Chart and figure data
┄┄┄┄┄┄┄┄┄┄┄┄┄┄┄┄┄┄┄┄
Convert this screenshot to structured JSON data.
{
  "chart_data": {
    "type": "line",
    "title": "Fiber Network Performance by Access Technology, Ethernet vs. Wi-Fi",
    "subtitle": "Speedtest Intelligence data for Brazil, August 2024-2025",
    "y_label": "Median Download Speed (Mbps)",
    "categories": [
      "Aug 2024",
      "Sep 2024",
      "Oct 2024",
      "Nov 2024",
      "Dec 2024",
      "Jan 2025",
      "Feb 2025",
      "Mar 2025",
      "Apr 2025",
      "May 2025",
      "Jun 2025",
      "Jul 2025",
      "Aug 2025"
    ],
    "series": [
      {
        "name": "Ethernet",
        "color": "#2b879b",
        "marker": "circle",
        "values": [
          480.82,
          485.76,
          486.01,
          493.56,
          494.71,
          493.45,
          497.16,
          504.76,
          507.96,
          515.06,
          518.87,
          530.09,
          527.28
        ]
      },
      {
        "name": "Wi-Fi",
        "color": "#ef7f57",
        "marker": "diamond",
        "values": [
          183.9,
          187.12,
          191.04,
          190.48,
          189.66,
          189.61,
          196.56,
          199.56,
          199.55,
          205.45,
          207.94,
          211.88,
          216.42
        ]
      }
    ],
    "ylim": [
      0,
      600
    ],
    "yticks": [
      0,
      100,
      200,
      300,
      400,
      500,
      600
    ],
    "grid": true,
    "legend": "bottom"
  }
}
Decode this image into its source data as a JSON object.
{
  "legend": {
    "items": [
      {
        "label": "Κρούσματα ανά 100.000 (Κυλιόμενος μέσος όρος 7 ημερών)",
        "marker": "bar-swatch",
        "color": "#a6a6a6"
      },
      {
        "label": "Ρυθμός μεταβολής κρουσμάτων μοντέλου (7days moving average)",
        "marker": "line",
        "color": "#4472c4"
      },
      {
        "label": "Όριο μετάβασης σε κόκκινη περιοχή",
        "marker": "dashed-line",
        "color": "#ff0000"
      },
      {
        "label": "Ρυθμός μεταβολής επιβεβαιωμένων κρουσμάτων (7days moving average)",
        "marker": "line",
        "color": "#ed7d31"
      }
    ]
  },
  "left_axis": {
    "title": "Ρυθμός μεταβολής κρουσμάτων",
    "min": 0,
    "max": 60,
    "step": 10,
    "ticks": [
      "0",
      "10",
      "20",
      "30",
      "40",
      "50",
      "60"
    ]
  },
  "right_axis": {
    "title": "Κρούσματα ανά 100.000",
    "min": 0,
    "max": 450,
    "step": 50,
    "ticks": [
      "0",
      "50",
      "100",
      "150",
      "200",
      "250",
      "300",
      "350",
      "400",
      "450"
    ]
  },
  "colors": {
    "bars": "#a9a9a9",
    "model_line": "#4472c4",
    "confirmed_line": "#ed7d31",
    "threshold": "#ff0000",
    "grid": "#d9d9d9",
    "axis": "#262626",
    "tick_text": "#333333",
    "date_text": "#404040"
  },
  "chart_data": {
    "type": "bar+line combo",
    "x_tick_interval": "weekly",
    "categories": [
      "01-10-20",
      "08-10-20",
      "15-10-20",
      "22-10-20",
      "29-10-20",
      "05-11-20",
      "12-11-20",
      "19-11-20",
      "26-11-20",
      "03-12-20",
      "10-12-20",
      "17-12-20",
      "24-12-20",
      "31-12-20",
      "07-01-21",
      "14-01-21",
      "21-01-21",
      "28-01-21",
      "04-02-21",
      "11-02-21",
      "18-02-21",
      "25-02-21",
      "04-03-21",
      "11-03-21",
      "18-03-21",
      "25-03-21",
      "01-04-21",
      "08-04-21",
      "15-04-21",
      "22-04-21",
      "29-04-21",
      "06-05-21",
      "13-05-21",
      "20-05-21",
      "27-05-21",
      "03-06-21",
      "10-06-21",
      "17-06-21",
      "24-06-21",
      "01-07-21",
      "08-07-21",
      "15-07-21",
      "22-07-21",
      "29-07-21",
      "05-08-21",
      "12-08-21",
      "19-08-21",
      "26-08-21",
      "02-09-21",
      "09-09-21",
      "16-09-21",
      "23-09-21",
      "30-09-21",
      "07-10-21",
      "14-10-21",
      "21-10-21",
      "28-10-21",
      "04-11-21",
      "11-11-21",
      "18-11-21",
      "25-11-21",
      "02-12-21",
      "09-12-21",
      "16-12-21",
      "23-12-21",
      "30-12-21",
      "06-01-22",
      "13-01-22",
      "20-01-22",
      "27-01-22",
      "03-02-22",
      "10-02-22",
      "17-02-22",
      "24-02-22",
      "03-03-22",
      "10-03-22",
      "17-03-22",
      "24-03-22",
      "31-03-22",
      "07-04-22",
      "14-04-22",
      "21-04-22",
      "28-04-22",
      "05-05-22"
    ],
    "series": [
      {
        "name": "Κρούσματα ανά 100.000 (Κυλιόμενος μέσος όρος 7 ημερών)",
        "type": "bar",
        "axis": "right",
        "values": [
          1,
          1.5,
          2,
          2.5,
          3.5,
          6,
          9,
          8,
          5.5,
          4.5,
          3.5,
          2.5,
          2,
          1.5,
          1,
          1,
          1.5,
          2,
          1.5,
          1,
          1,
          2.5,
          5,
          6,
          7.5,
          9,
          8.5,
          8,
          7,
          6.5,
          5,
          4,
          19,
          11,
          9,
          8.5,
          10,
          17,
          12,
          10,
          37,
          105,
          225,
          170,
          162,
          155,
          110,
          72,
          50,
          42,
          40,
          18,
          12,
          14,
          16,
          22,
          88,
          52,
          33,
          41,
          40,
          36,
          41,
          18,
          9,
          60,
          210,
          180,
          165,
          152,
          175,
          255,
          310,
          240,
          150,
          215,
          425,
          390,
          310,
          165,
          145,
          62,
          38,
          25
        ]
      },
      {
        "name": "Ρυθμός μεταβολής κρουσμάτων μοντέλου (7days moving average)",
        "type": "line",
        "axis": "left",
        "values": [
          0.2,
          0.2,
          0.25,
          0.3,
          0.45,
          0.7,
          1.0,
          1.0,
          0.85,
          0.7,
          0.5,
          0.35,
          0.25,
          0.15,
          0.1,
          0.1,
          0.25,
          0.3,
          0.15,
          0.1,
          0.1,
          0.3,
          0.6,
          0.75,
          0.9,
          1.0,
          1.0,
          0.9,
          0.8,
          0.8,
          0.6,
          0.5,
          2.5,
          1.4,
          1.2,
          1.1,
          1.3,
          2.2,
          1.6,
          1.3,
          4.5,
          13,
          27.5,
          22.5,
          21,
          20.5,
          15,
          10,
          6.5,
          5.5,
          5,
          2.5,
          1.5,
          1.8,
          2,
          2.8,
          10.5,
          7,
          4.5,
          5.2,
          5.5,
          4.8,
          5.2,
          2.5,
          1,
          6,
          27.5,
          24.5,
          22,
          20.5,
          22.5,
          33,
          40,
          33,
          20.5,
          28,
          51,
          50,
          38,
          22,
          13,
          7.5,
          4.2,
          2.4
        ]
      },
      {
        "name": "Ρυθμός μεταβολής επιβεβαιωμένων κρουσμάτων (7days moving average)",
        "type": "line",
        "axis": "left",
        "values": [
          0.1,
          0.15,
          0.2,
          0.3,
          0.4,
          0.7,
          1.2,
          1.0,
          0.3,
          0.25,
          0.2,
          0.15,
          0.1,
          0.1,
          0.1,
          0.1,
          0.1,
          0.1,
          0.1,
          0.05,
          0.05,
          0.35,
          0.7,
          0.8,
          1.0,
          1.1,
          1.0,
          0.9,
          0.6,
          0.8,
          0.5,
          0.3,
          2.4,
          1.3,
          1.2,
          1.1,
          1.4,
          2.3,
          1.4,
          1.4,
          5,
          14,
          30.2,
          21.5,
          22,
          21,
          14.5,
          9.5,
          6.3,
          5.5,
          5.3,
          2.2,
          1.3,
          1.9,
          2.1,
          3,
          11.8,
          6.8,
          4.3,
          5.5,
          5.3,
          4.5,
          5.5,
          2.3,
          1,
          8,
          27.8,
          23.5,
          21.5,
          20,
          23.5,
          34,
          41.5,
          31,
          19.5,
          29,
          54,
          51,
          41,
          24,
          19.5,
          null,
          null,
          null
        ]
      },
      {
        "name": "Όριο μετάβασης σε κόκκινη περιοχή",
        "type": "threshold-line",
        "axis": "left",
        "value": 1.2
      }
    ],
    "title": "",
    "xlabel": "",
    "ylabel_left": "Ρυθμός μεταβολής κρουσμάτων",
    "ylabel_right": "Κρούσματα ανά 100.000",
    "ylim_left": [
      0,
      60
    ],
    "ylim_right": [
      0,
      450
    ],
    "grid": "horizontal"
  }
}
┄┄┄┄┄┄┄┄┄┄┄┄┄┄┄┄┄┄┄┄
◆ Exercise directions ◆
Scan the listing above. Gather each line that contains the word "Ethernet".

◆ Reply to the task ◆
    "title": "Fiber Network Performance by Access Technology, Ethernet vs. Wi-Fi",
        "name": "Ethernet",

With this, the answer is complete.